**Problem**
Will you extract the entries word for word? Images should not appear in the copy.
· · ·
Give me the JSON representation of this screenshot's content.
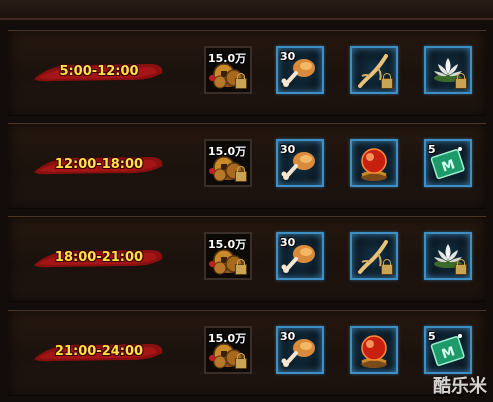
{
  "rows": [
    {
      "time": "5:00-12:00",
      "items": [
        {
          "icon": "copper-coin-icon",
          "qty": "15.0万",
          "locked": true,
          "frame": "plain"
        },
        {
          "icon": "roast-chicken-leg-icon",
          "qty": "30",
          "locked": false,
          "frame": "blue"
        },
        {
          "icon": "ginseng-root-icon",
          "qty": "",
          "locked": true,
          "frame": "blue"
        },
        {
          "icon": "white-lotus-icon",
          "qty": "",
          "locked": true,
          "frame": "blue"
        }
      ]
    },
    {
      "time": "12:00-18:00",
      "items": [
        {
          "icon": "copper-coin-icon",
          "qty": "15.0万",
          "locked": true,
          "frame": "plain"
        },
        {
          "icon": "roast-chicken-leg-icon",
          "qty": "30",
          "locked": false,
          "frame": "blue"
        },
        {
          "icon": "red-pearl-icon",
          "qty": "",
          "locked": false,
          "frame": "blue"
        },
        {
          "icon": "jade-token-icon",
          "qty": "5",
          "locked": false,
          "frame": "blue"
        }
      ]
    },
    {
      "time": "18:00-21:00",
      "items": [
        {
          "icon": "copper-coin-icon",
          "qty": "15.0万",
          "locked": true,
          "frame": "plain"
        },
        {
          "icon": "roast-chicken-leg-icon",
          "qty": "30",
          "locked": false,
          "frame": "blue"
        },
        {
          "icon": "ginseng-root-icon",
          "qty": "",
          "locked": true,
          "frame": "blue"
        },
        {
          "icon": "white-lotus-icon",
          "qty": "",
          "locked": true,
          "frame": "blue"
        }
      ]
    },
    {
      "time": "21:00-24:00",
      "items": [
        {
          "icon": "copper-coin-icon",
          "qty": "15.0万",
          "locked": true,
          "frame": "plain"
        },
        {
          "icon": "roast-chicken-leg-icon",
          "qty": "30",
          "locked": false,
          "frame": "blue"
        },
        {
          "icon": "red-pearl-icon",
          "qty": "",
          "locked": false,
          "frame": "blue"
        },
        {
          "icon": "jade-token-icon",
          "qty": "5",
          "locked": false,
          "frame": "blue"
        }
      ]
    }
  ],
  "watermark": "酷乐米",
  "colors": {
    "time_text": "#ffe24a",
    "ribbon": "#8a1010",
    "slot_glow": "#3f8fc7"
  }
}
· · ·
**Written answer**
Give me the JSON representation of this screenshot's content.
{
  "rows": [
    {
      "time": "5:00-12:00",
      "items": [
        {
          "icon": "copper-coin-icon",
          "qty": "15.0万",
          "locked": true,
          "frame": "plain"
        },
        {
          "icon": "roast-chicken-leg-icon",
          "qty": "30",
          "locked": false,
          "frame": "blue"
        },
        {
          "icon": "ginseng-root-icon",
          "qty": "",
          "locked": true,
          "frame": "blue"
        },
        {
          "icon": "white-lotus-icon",
          "qty": "",
          "locked": true,
          "frame": "blue"
        }
      ]
    },
    {
      "time": "12:00-18:00",
      "items": [
        {
          "icon": "copper-coin-icon",
          "qty": "15.0万",
          "locked": true,
          "frame": "plain"
        },
        {
          "icon": "roast-chicken-leg-icon",
          "qty": "30",
          "locked": false,
          "frame": "blue"
        },
        {
          "icon": "red-pearl-icon",
          "qty": "",
          "locked": false,
          "frame": "blue"
        },
        {
          "icon": "jade-token-icon",
          "qty": "5",
          "locked": false,
          "frame": "blue"
        }
      ]
    },
    {
      "time": "18:00-21:00",
      "items": [
        {
          "icon": "copper-coin-icon",
          "qty": "15.0万",
          "locked": true,
          "frame": "plain"
        },
        {
          "icon": "roast-chicken-leg-icon",
          "qty": "30",
          "locked": false,
          "frame": "blue"
        },
        {
          "icon": "ginseng-root-icon",
          "qty": "",
          "locked": true,
          "frame": "blue"
        },
        {
          "icon": "white-lotus-icon",
          "qty": "",
          "locked": true,
          "frame": "blue"
        }
      ]
    },
    {
      "time": "21:00-24:00",
      "items": [
        {
          "icon": "copper-coin-icon",
          "qty": "15.0万",
          "locked": true,
          "frame": "plain"
        },
        {
          "icon": "roast-chicken-leg-icon",
          "qty": "30",
          "locked": false,
          "frame": "blue"
        },
        {
          "icon": "red-pearl-icon",
          "qty": "",
          "locked": false,
          "frame": "blue"
        },
        {
          "icon": "jade-token-icon",
          "qty": "5",
          "locked": false,
          "frame": "blue"
        }
      ]
    }
  ],
  "watermark": "酷乐米",
  "colors": {
    "time_text": "#ffe24a",
    "ribbon": "#8a1010",
    "slot_glow": "#3f8fc7"
  }
}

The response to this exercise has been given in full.